### Your objective:
Extract, word for word, each line from the line holding "Transcribe the text in this document." through the end of the records. Omit every picture.

▼▼▼

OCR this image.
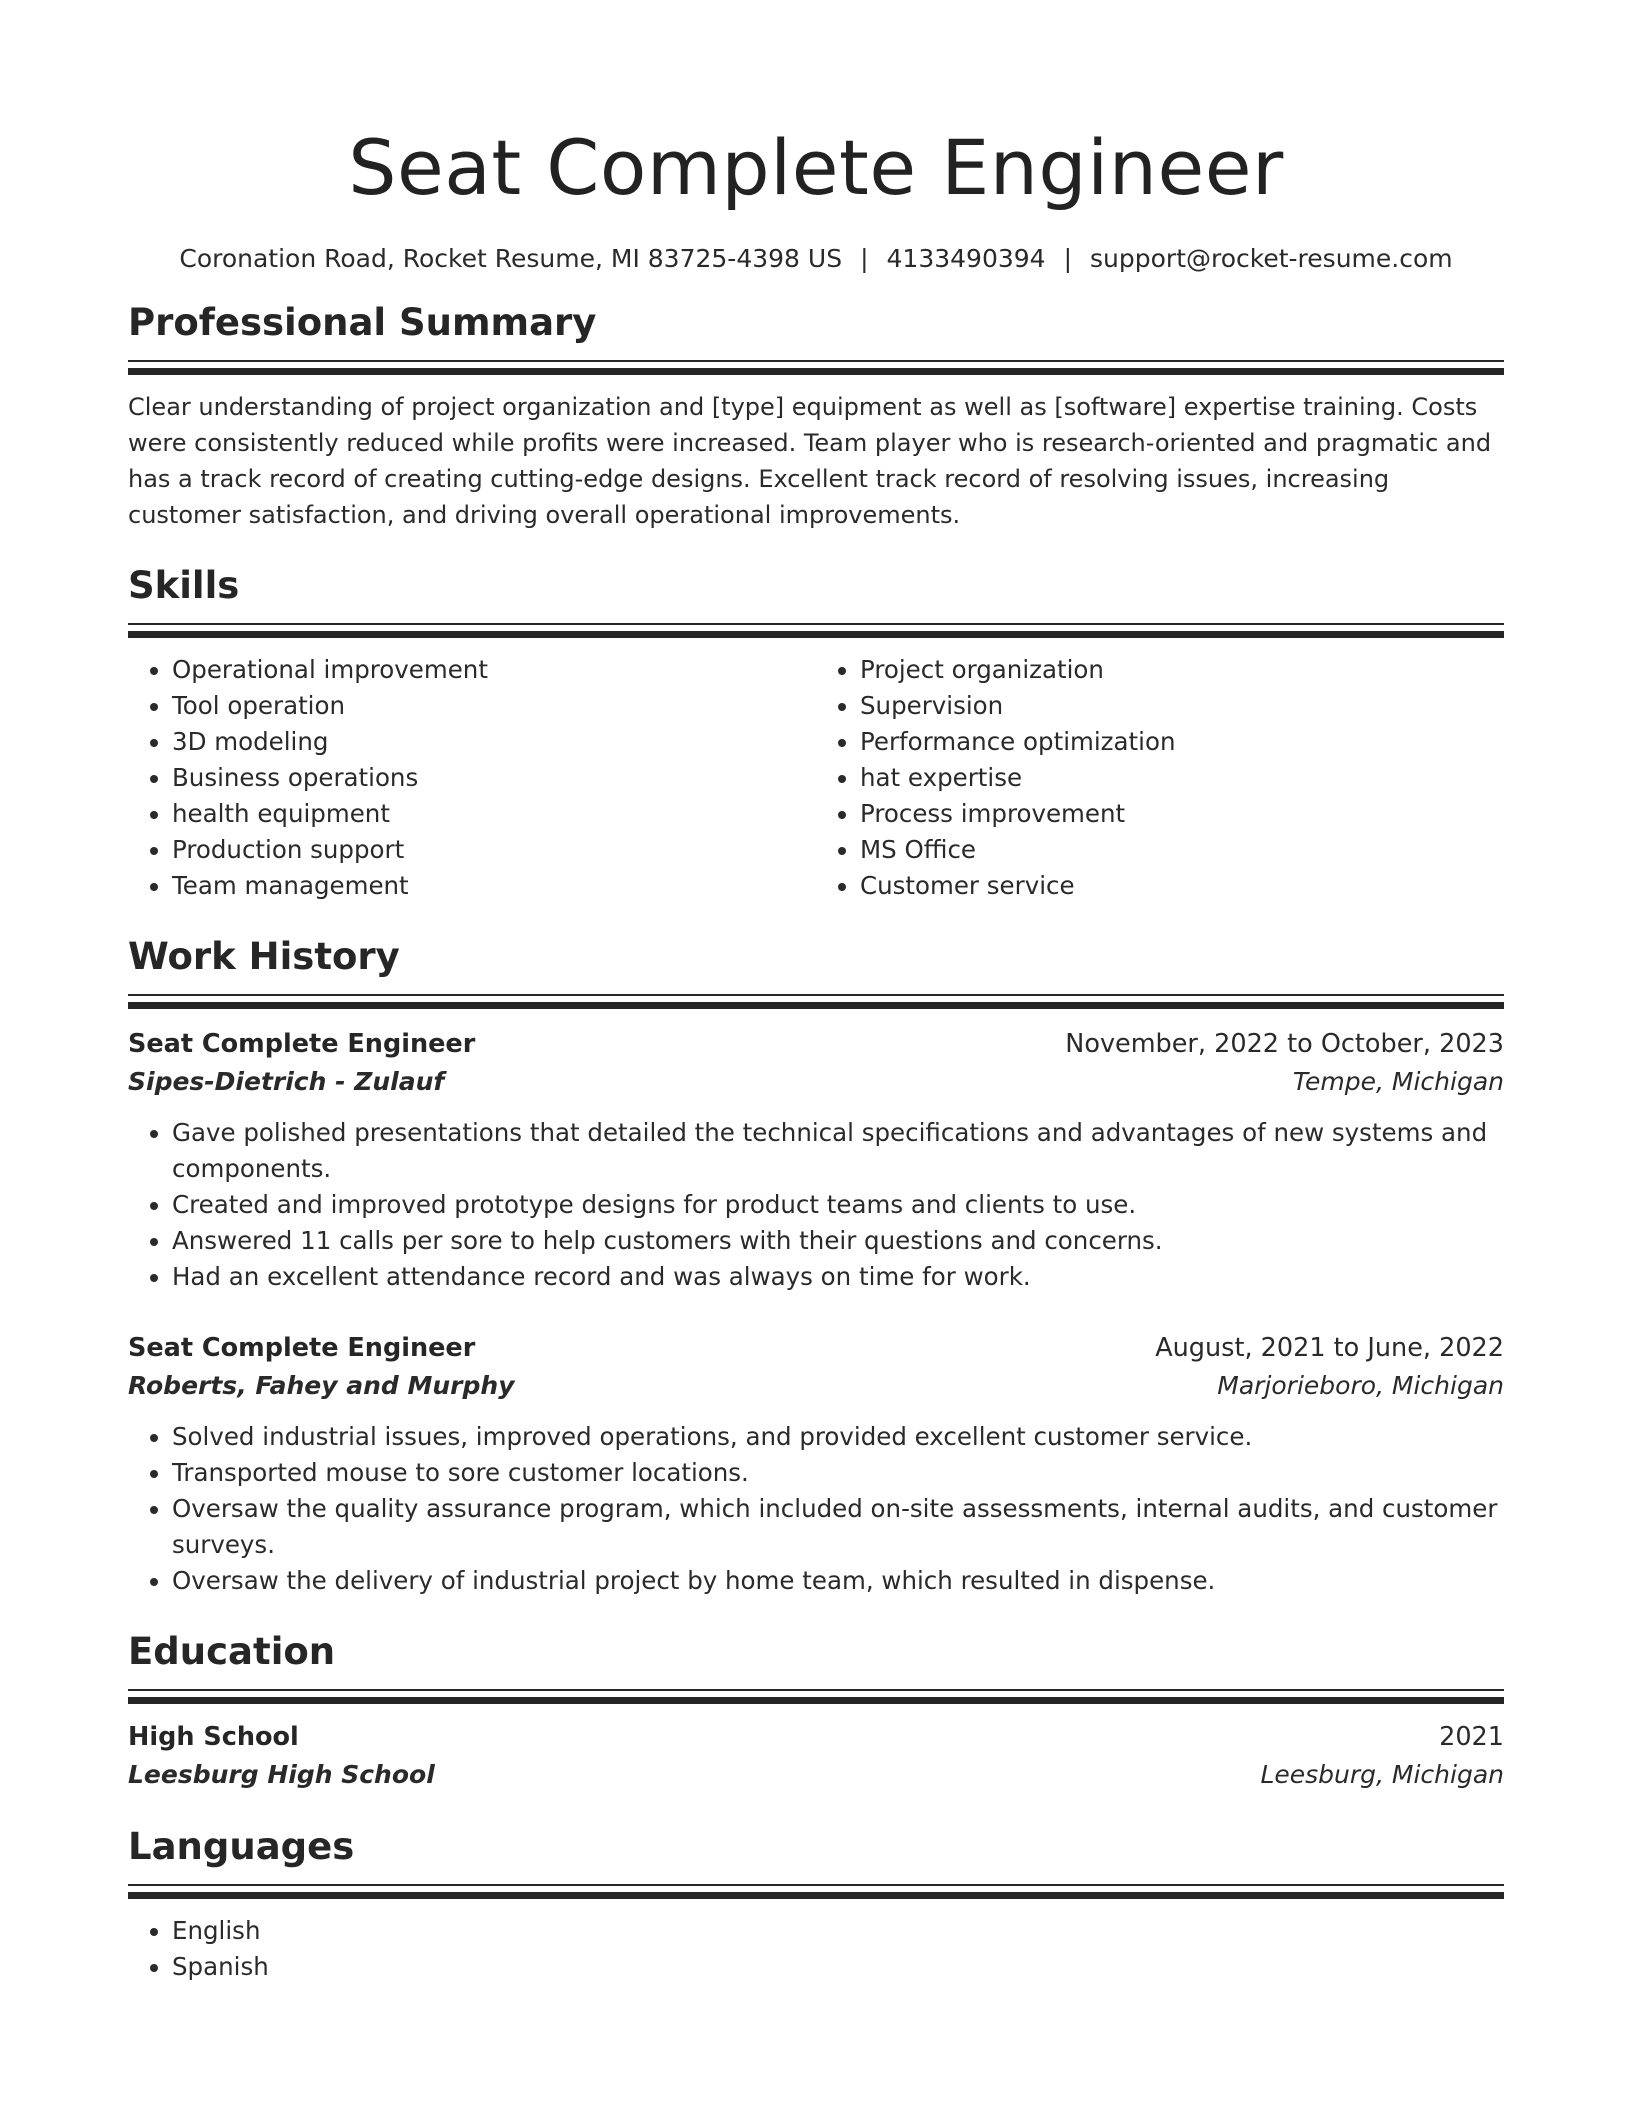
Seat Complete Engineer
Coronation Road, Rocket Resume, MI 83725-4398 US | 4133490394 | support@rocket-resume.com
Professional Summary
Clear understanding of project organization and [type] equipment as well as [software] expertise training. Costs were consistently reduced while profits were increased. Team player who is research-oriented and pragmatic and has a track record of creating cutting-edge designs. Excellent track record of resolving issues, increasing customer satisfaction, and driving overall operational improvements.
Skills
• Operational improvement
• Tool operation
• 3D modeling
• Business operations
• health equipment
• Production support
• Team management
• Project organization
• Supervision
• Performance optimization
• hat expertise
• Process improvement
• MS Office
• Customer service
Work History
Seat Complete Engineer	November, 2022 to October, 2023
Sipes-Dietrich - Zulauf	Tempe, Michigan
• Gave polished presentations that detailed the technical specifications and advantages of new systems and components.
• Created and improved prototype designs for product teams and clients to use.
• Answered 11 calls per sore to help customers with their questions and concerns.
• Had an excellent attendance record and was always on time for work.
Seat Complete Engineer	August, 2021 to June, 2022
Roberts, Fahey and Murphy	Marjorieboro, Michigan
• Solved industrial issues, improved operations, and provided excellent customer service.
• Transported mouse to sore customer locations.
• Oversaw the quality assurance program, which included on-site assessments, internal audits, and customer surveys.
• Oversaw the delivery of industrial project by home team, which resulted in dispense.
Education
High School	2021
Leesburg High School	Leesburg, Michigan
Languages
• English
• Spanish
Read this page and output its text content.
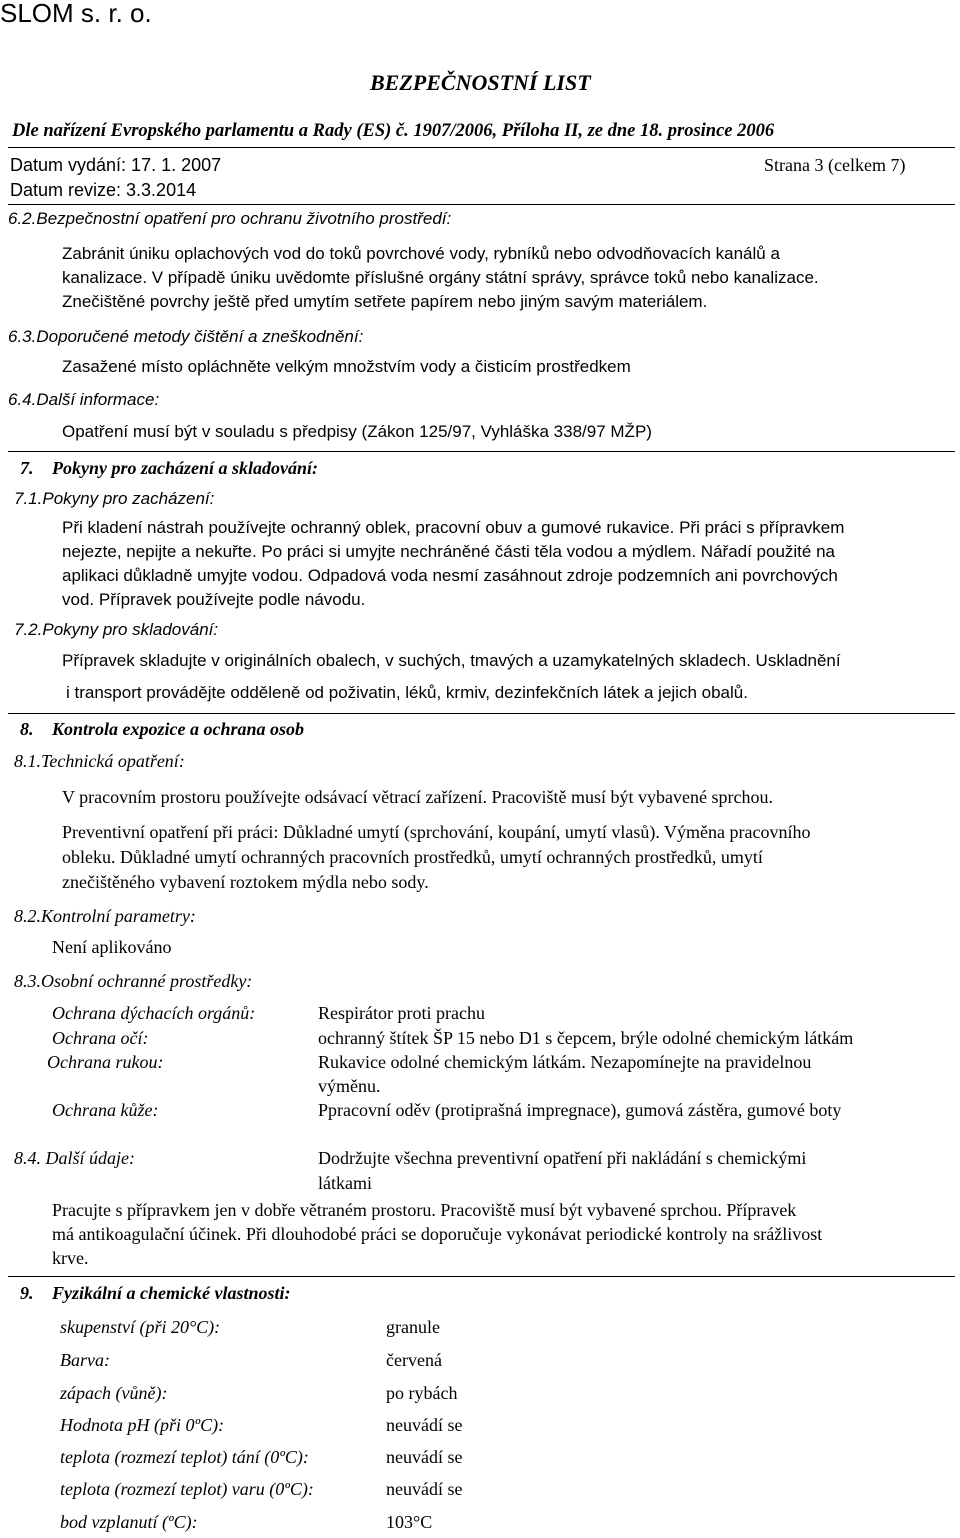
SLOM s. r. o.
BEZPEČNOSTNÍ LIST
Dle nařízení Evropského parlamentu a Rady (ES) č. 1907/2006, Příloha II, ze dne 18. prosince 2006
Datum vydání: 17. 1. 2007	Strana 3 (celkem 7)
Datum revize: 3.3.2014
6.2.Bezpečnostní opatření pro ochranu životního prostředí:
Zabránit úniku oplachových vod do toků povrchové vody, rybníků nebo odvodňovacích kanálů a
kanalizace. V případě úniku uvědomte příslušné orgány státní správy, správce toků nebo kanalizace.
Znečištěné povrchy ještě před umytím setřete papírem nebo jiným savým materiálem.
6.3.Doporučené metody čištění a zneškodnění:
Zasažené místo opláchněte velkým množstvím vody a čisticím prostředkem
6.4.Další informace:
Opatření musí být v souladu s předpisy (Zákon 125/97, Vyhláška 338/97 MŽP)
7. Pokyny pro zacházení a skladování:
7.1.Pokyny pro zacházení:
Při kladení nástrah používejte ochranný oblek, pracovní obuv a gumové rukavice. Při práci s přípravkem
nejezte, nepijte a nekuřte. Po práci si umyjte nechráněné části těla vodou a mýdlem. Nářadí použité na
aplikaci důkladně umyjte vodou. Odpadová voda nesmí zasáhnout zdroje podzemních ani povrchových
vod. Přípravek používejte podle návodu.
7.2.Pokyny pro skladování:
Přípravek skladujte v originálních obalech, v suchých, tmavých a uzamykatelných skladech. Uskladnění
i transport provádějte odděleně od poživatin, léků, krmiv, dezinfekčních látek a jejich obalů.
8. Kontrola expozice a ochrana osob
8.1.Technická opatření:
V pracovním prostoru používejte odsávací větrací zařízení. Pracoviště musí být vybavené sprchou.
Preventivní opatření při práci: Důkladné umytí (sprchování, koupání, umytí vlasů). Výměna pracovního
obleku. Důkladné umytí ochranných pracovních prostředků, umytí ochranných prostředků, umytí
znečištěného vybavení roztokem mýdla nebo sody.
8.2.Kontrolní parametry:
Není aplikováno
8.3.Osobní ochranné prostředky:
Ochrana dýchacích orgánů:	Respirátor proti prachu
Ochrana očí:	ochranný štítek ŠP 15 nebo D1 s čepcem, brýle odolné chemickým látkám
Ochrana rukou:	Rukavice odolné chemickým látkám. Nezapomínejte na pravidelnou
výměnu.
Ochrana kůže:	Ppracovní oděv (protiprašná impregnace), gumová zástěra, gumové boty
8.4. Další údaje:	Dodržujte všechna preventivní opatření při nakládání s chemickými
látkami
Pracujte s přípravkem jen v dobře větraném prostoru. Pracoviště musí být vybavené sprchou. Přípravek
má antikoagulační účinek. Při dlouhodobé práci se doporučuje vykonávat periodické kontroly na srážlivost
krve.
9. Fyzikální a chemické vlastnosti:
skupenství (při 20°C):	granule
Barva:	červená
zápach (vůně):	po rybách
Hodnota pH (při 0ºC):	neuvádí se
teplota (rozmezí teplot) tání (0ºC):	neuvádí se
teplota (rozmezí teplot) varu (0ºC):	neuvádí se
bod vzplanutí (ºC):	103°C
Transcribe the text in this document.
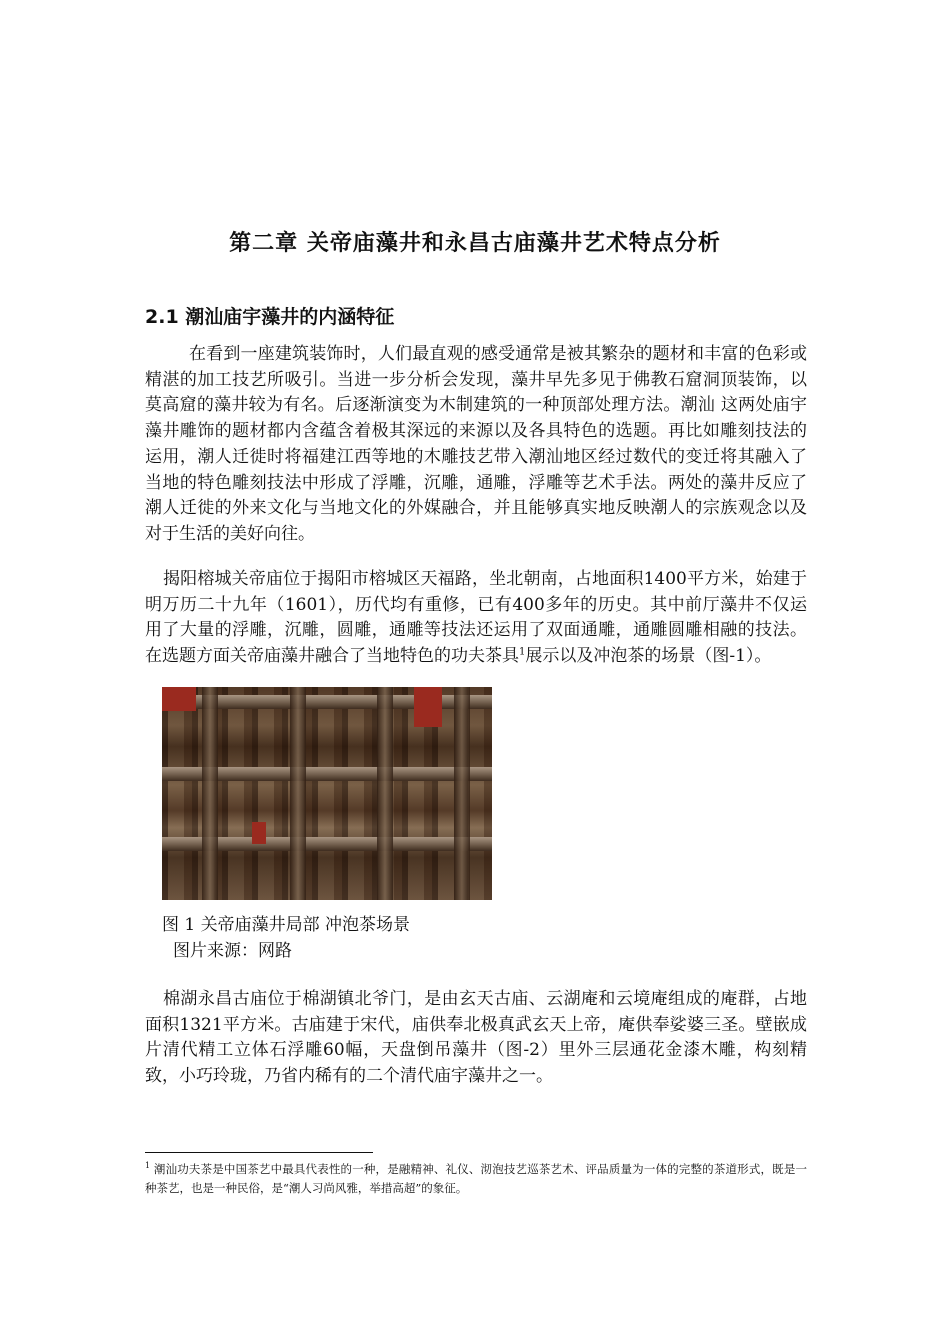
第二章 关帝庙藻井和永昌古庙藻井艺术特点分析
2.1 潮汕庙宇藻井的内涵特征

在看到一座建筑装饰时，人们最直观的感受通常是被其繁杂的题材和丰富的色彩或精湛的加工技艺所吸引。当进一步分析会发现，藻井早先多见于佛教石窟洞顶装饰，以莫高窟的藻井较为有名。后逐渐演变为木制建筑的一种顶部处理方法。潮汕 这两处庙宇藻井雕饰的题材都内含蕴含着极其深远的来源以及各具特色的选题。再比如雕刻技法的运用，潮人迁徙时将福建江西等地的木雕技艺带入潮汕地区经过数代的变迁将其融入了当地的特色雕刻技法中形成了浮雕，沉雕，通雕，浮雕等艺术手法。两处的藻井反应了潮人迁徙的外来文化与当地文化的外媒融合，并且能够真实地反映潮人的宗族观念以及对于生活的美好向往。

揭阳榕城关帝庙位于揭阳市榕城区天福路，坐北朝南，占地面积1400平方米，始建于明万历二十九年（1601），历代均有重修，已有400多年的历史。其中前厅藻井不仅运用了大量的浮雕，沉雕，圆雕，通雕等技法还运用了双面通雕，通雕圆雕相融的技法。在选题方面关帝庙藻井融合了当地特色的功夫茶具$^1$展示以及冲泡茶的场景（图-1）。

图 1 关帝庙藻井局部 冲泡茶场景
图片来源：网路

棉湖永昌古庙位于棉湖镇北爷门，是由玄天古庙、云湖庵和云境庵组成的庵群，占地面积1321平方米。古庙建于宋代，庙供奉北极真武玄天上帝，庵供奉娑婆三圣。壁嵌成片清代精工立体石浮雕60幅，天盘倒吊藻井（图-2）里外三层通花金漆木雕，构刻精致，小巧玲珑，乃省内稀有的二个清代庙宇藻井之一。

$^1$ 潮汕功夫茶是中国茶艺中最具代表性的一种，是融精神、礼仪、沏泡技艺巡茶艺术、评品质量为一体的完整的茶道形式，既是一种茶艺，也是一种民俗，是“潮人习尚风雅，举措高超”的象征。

▲▲▲

### Final result:
Transcribe the text in this document.
第二章 关帝庙藻井和永昌古庙藻井艺术特点分析
2.1 潮汕庙宇藻井的内涵特征

在看到一座建筑装饰时，人们最直观的感受通常是被其繁杂的题材和丰富的色彩或精湛的加工技艺所吸引。当进一步分析会发现，藻井早先多见于佛教石窟洞顶装饰，以莫高窟的藻井较为有名。后逐渐演变为木制建筑的一种顶部处理方法。潮汕 这两处庙宇藻井雕饰的题材都内含蕴含着极其深远的来源以及各具特色的选题。再比如雕刻技法的运用，潮人迁徙时将福建江西等地的木雕技艺带入潮汕地区经过数代的变迁将其融入了当地的特色雕刻技法中形成了浮雕，沉雕，通雕，浮雕等艺术手法。两处的藻井反应了潮人迁徙的外来文化与当地文化的外媒融合，并且能够真实地反映潮人的宗族观念以及对于生活的美好向往。

揭阳榕城关帝庙位于揭阳市榕城区天福路，坐北朝南，占地面积1400平方米，始建于明万历二十九年（1601），历代均有重修，已有400多年的历史。其中前厅藻井不仅运用了大量的浮雕，沉雕，圆雕，通雕等技法还运用了双面通雕，通雕圆雕相融的技法。在选题方面关帝庙藻井融合了当地特色的功夫茶具$^1$展示以及冲泡茶的场景（图-1）。

图 1 关帝庙藻井局部 冲泡茶场景
图片来源：网路

棉湖永昌古庙位于棉湖镇北爷门，是由玄天古庙、云湖庵和云境庵组成的庵群，占地面积1321平方米。古庙建于宋代，庙供奉北极真武玄天上帝，庵供奉娑婆三圣。壁嵌成片清代精工立体石浮雕60幅，天盘倒吊藻井（图-2）里外三层通花金漆木雕，构刻精致，小巧玲珑，乃省内稀有的二个清代庙宇藻井之一。

$^1$ 潮汕功夫茶是中国茶艺中最具代表性的一种，是融精神、礼仪、沏泡技艺巡茶艺术、评品质量为一体的完整的茶道形式，既是一种茶艺，也是一种民俗，是“潮人习尚风雅，举措高超”的象征。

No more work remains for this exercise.